_GIVEN DATA_.
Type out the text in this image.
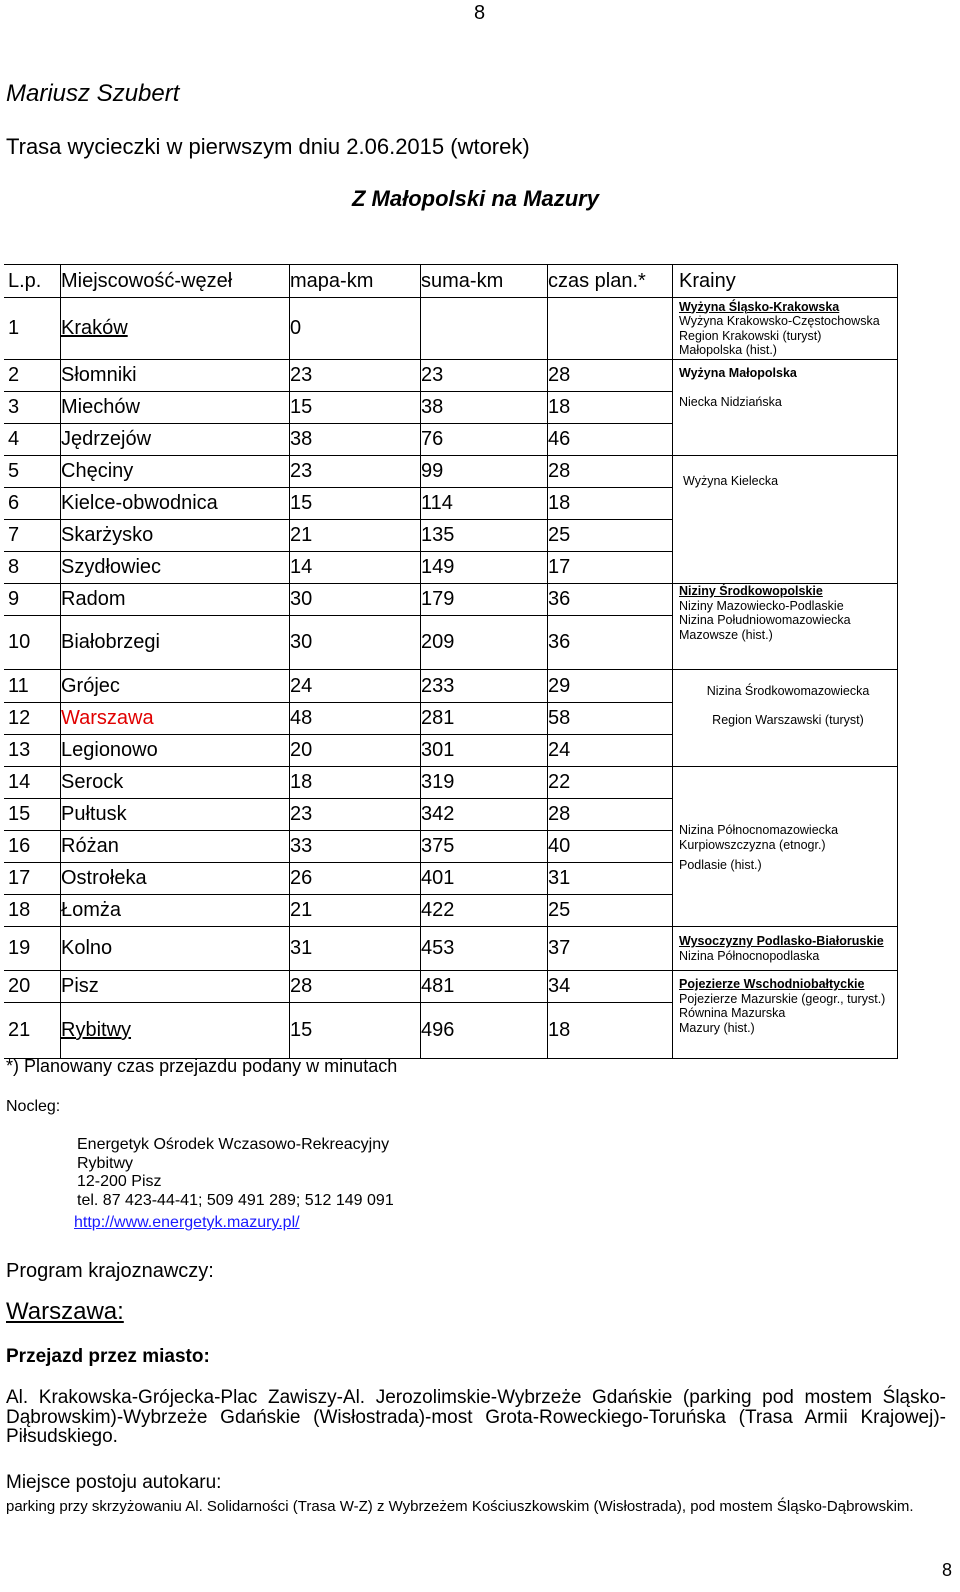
8
Mariusz Szubert
Trasa wycieczki w pierwszym dniu 2.06.2015 (wtorek)
Z Małopolski na Mazury
L.p.	Miejscowość-węzeł	mapa-km	suma-km	czas plan.*	Krainy
1	Kraków	0			Wyżyna Śląsko-Krakowska
Wyżyna Krakowsko-Częstochowska
Region Krakowski (turyst)
Małopolska (hist.)

2	Słomniki	23	23	28	Wyżyna Małopolska
Niecka Nidziańska

3	Miechów	15	38	18	
4	Jędrzejów	38	76	46	
5	Chęciny	23	99	28	Wyżyna Kielecka

6	Kielce-obwodnica	15	114	18	
7	Skarżysko	21	135	25	
8	Szydłowiec	14	149	17	
9	Radom	30	179	36	Niziny Środkowopolskie
Niziny Mazowiecko-Podlaskie
Nizina Południowomazowiecka
Mazowsze (hist.)

10	Białobrzegi	30	209	36	
11	Grójec	24	233	29	Nizina Środkowomazowiecka
Region Warszawski (turyst)

12	Warszawa	48	281	58	
13	Legionowo	20	301	24	
14	Serock	18	319	22	Nizina Północnomazowiecka
Kurpiowszczyzna (etnogr.)
Podlasie (hist.)

15	Pułtusk	23	342	28	
16	Różan	33	375	40	
17	Ostrołeka	26	401	31	
18	Łomża	21	422	25	
19	Kolno	31	453	37	Wysoczyzny Podlasko-Białoruskie
Nizina Północnopodlaska

20	Pisz	28	481	34	Pojezierze Wschodniobałtyckie
Pojezierze Mazurskie (geogr., turyst.)
Równina Mazurska
Mazury (hist.)

21	Rybitwy	15	496	18	
*) Planowany czas przejazdu podany w minutach
Nocleg:
Energetyk Ośrodek Wczasowo-Rekreacyjny
Rybitwy
12-200 Pisz
tel. 87 423-44-41; 509 491 289; 512 149 091
http://www.energetyk.mazury.pl/
Program krajoznawczy:
Warszawa:
Przejazd przez miasto:
Al. Krakowska-Grójecka-Plac Zawiszy-Al. Jerozolimskie-Wybrzeże Gdańskie (parking pod mostem Śląsko-Dąbrowskim)-Wybrzeże Gdańskie (Wisłostrada)-most Grota-Roweckiego-Toruńska (Trasa Armii Krajowej)-Piłsudskiego.
Miejsce postoju autokaru:
parking przy skrzyżowaniu Al. Solidarności (Trasa W-Z) z Wybrzeżem Kościuszkowskim (Wisłostrada), pod mostem Śląsko-Dąbrowskim.
8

_PROBLEM STATEMENT_. Pictures don't belong in the copy. Restate all the entries exactly.

_SOLUTION_.
Type out the text in this image.
8
Mariusz Szubert
Trasa wycieczki w pierwszym dniu 2.06.2015 (wtorek)
Z Małopolski na Mazury
L.p.	Miejscowość-węzeł	mapa-km	suma-km	czas plan.*	Krainy
1	Kraków	0			Wyżyna Śląsko-Krakowska
Wyżyna Krakowsko-Częstochowska
Region Krakowski (turyst)
Małopolska (hist.)

2	Słomniki	23	23	28	Wyżyna Małopolska
Niecka Nidziańska

3	Miechów	15	38	18	
4	Jędrzejów	38	76	46	
5	Chęciny	23	99	28	Wyżyna Kielecka

6	Kielce-obwodnica	15	114	18	
7	Skarżysko	21	135	25	
8	Szydłowiec	14	149	17	
9	Radom	30	179	36	Niziny Środkowopolskie
Niziny Mazowiecko-Podlaskie
Nizina Południowomazowiecka
Mazowsze (hist.)

10	Białobrzegi	30	209	36	
11	Grójec	24	233	29	Nizina Środkowomazowiecka
Region Warszawski (turyst)

12	Warszawa	48	281	58	
13	Legionowo	20	301	24	
14	Serock	18	319	22	Nizina Północnomazowiecka
Kurpiowszczyzna (etnogr.)
Podlasie (hist.)

15	Pułtusk	23	342	28	
16	Różan	33	375	40	
17	Ostrołeka	26	401	31	
18	Łomża	21	422	25	
19	Kolno	31	453	37	Wysoczyzny Podlasko-Białoruskie
Nizina Północnopodlaska

20	Pisz	28	481	34	Pojezierze Wschodniobałtyckie
Pojezierze Mazurskie (geogr., turyst.)
Równina Mazurska
Mazury (hist.)

21	Rybitwy	15	496	18	
*) Planowany czas przejazdu podany w minutach
Nocleg:
Energetyk Ośrodek Wczasowo-Rekreacyjny
Rybitwy
12-200 Pisz
tel. 87 423-44-41; 509 491 289; 512 149 091
http://www.energetyk.mazury.pl/
Program krajoznawczy:
Warszawa:
Przejazd przez miasto:
Al. Krakowska-Grójecka-Plac Zawiszy-Al. Jerozolimskie-Wybrzeże Gdańskie (parking pod mostem Śląsko-Dąbrowskim)-Wybrzeże Gdańskie (Wisłostrada)-most Grota-Roweckiego-Toruńska (Trasa Armii Krajowej)-Piłsudskiego.
Miejsce postoju autokaru:
parking przy skrzyżowaniu Al. Solidarności (Trasa W-Z) z Wybrzeżem Kościuszkowskim (Wisłostrada), pod mostem Śląsko-Dąbrowskim.
8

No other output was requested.